== Dataset ==

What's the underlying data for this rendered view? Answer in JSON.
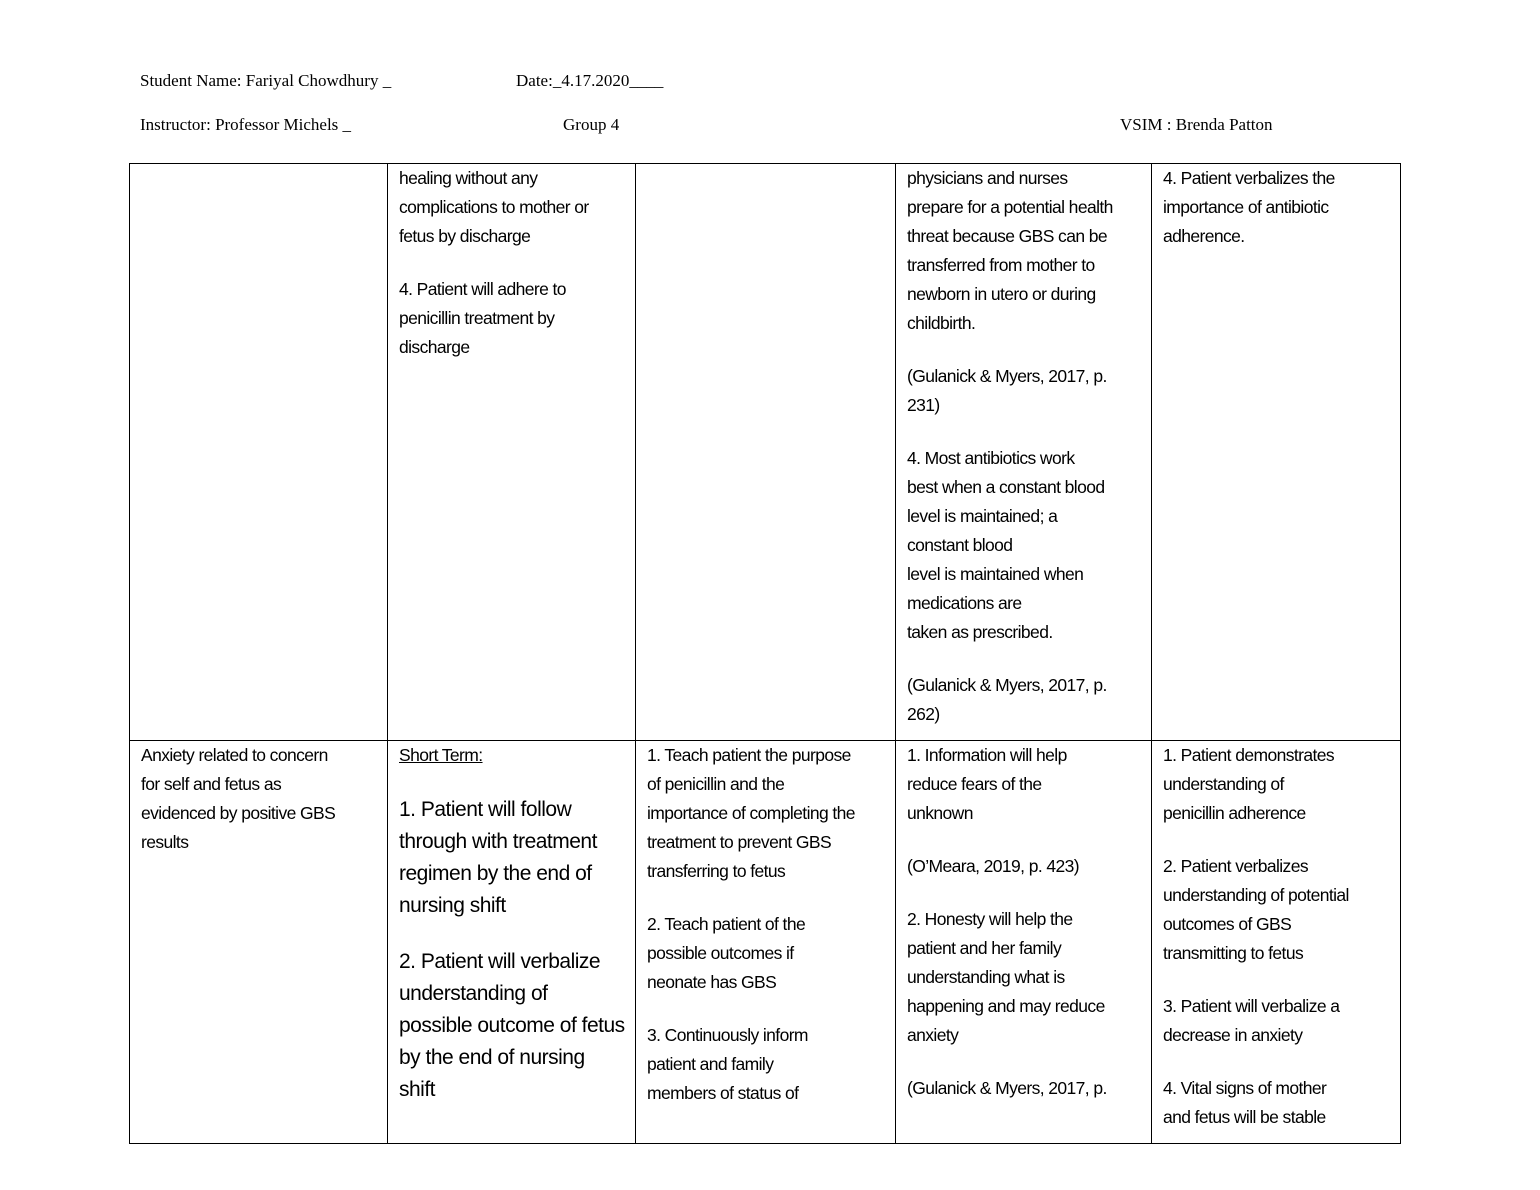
{
  "header": {
    "student_name": "Student Name: Fariyal Chowdhury _",
    "date": "Date:_4.17.2020____",
    "instructor": "Instructor: Professor Michels _",
    "group": "Group 4",
    "vsim": "VSIM : Brenda Patton"
  },
  "table": {
    "rows": [
      [
        [],
        [
          [
            "healing without any",
            "complications to mother or",
            "fetus by discharge"
          ],
          [
            "4. Patient will adhere to",
            "penicillin treatment by",
            "discharge"
          ]
        ],
        [],
        [
          [
            "physicians and nurses",
            "prepare for a potential health",
            "threat because GBS can be",
            "transferred from mother to",
            "newborn in utero or during",
            "childbirth."
          ],
          [
            "(Gulanick & Myers, 2017, p.",
            "231)"
          ],
          [
            "4. Most antibiotics work",
            "best when a constant blood",
            "level is maintained; a",
            "constant blood",
            "level is maintained when",
            "medications are",
            "taken as prescribed."
          ],
          [
            "(Gulanick & Myers, 2017, p.",
            "262)"
          ]
        ],
        [
          [
            "4. Patient verbalizes the",
            "importance of antibiotic",
            "adherence."
          ]
        ]
      ],
      [
        [
          [
            "Anxiety related to concern",
            "for self and fetus as",
            "evidenced by positive GBS",
            "results"
          ]
        ],
        [
          [
            "Short Term:"
          ],
          [
            "1. Patient will follow",
            "through with treatment",
            "regimen by the end of",
            "nursing shift"
          ],
          [
            "2. Patient will verbalize",
            "understanding of",
            "possible outcome of fetus",
            "by the end of nursing",
            "shift"
          ]
        ],
        [
          [
            "1. Teach patient the purpose",
            "of penicillin and the",
            "importance of completing the",
            "treatment to prevent GBS",
            "transferring to fetus"
          ],
          [
            "2. Teach patient of the",
            "possible outcomes if",
            "neonate has GBS"
          ],
          [
            "3. Continuously inform",
            "patient and family",
            "members of status of"
          ]
        ],
        [
          [
            "1. Information will help",
            "reduce fears of the",
            "unknown"
          ],
          [
            "(O’Meara, 2019, p. 423)"
          ],
          [
            "2. Honesty will help the",
            "patient and her family",
            "understanding what is",
            "happening and may reduce",
            "anxiety"
          ],
          [
            "(Gulanick & Myers, 2017, p."
          ]
        ],
        [
          [
            "1. Patient demonstrates",
            "understanding of",
            "penicillin adherence"
          ],
          [
            "2. Patient verbalizes",
            "understanding of potential",
            "outcomes of GBS",
            "transmitting to fetus"
          ],
          [
            "3. Patient will verbalize a",
            "decrease in anxiety"
          ],
          [
            "4. Vital signs of mother",
            "and fetus will be stable"
          ]
        ]
      ]
    ]
  }
}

== The problem ==
Return all the lines that contain the string "help".

== Exercise result ==
            "1. Information will help",
            "2. Honesty will help the",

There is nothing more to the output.